→ **WORK TO COMPLETE**
a – In the post on divisibility and remainders, which term of the binomial expansion is not divisible by 'a'?
b – Please continue the post on divisibility and remainders, picking up right after its final sentence.

→ **PAGE**
++++

Divisibility and Remainders on the GMAT

https://gmatclub.com/forum/new-units-di ... 68569.html is no longer valid. Bunuel am I looking at something wrong?

In this post, I would like to focus on a particular type of remainder questions and how to solve them in a particular way. For the type of questions I am going to discuss today, I like to use “Binomial Theorem.” You might be tempted to run away right now and save yourself some precious time if you are not a Math geek but wait! We will just use an application of Binomial which I will explain in very simple language. I am quite certain that you will be comfortable with the method if you just give it a chance.

Question 1: What is the remainder when \(\frac{(3^{84})}{26}\)

(A) 0
(B) 1
(C) 2
(D) 24
(E) 25

Solution: First up, GMAT questions don’t involve any painful calculations. So my thought is that there has to be an obvious link between 3 and 26. 26 is 1 less than the cube of 3. (It helps one to know the squares of first 20 numbers and cubes of first 10 numbers.)

So, \(3^3 = 27\)

But how is it going to help us? Now we come to binomial theorem. Let me start with something you already know.

\((a + b)^2 = a^2 + 2ab + b^2\)

\((a + b)^3 = a^3 + 3ba^2 + 3ab^2 + b^3\)

What about \((a + b)^4\) or \((a + b)^5\) or higher powers? Binomial theorem just tells us how to expand these expressions. It gives you a general formula:

(a + b)^n = a^n + n*a^(n-1)*b + n(n-1)/2*a^(n-2)*b^2 +……..+ n*a*b^(n-1) + b^n

I know the above looks intimidating but our concern is limited to the last term of the expression. Notice that every term above is divisible by ‘a’ except for the last term b^n. Every term but the last has ‘a’ as a factor. That is all you need to understand about Binomial Theorem.

Now for some quick applications:

What is the last term when you expand \((8 + 1)^{20}\)? It is 1^20 (which is just ‘1’).

When you expand \((8 + 1)^{20}\), is every term divisible by 8? Yes, except for the last term, 1, because every term has 8 as a factor except for the last term.

++++

→ **DATASET EXTRACT**
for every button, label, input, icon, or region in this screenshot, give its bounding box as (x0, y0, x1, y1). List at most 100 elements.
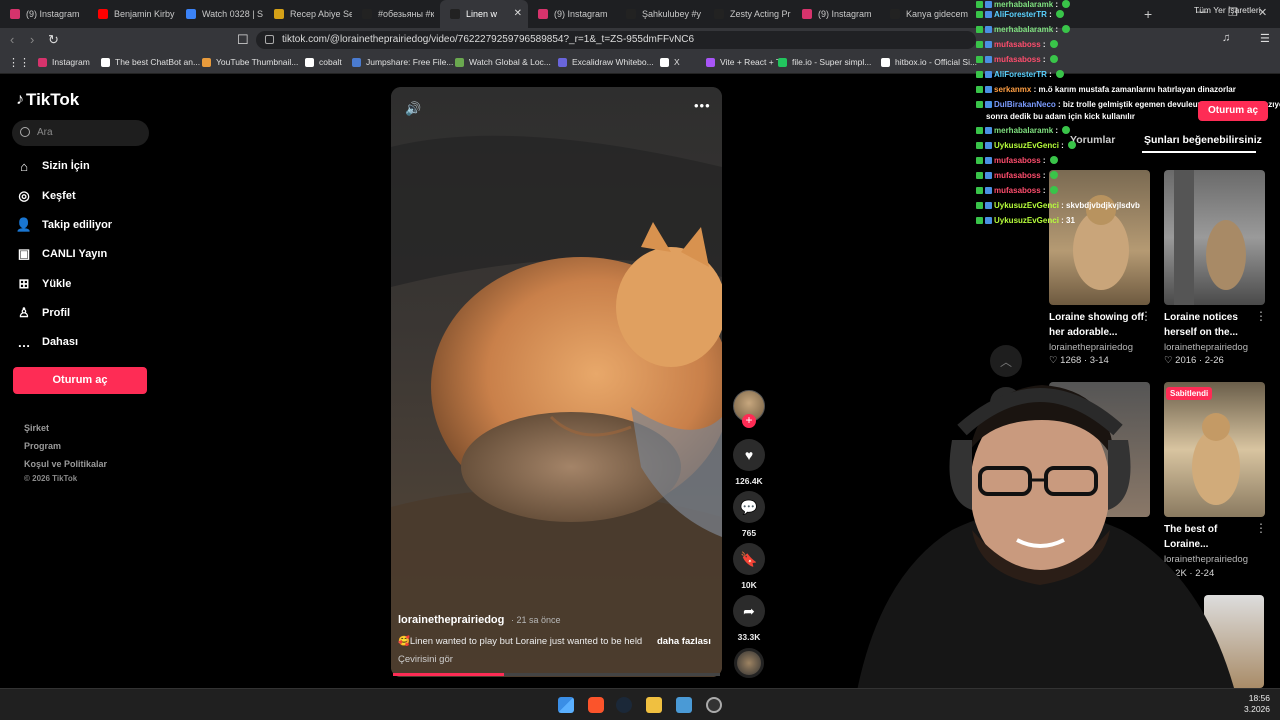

++++

→ **ANSWER SET**
a – The last term, b^n.

b –
If I divide \((8 + 1)^{20}\) by 8, what will be the remainder? Since every term (except for the last one) in the expansion of \((8 + 1)^{20}\) is divisible by 8, we can say that \((8 + 1)^{20}\) is 1 more than a multiple of 8. Hence the remainder when we divide it by 8 will be 1.

Or I can say that when I divide \(9^{20}\) (which is just \((8 + 1)^{20}\) by 8, the remainder is 1.

Now let’s look at our original question.

\((3^{84}) = (3^3)^{28} = 27^{28} = (26 + 1)^{28}\)

Every term of \((26 + 1)^{28}\) will be divisible by 26 except for the last one. The last term will be 1^28 = 1. Hence, when you divide 27^28 by 26, the remainder will be 1.

Answer (B). This question is discussed HERE.

All you had to do was to look for a power of 3 which is 1 more or 1 less than 26. We found that the third power of 3 is 1 more than 26. We adjusted the power to make 27 the base and split it into (26 + 1). We got the remainder as 1. Why do we necessarily look for a power 1 more or 1 less? We do that because 1^n is always 1. If we are left with 2^28, we again have a problem since we don’t know what 2^28 is. Let’s use this concept in another problem now:

Question 2: What is the remainder when 2^86 is divided by 9?

(A) 1
(B) 2
(C) 3
(D) 4
(E) 8

I have added a few complications in this question. Let’s tackle them one by one. We start by looking for a power of 2 which is 1 more or 1 less than 9. We know 2^3 = 8 which is 1 less than 9.

Next, let’s adjust the power to make the base 8.

\(2^{86} = 8^?\)

86 is not divisible by 3. The closest integer less than 86 that is divisible by 3 is 84. So, separate out two 2s and work with the rest of the 84 2s as of now.

\(2^{86} = (2^2) * (2^{84}) = (4) * (2^3)^{28} = 4* (8^{28})\)

I am going to forget about the 4 for the time being.

\(8^{28} = (9 – 1)^{28} = [9 + (-1)]^{28}\)

Every term of this expression will be divisible by 9 except for the last term \((-1)^{28}\) which is again equal to 1.

Hence, 8^28 will give a remainder 1 when divided by 9.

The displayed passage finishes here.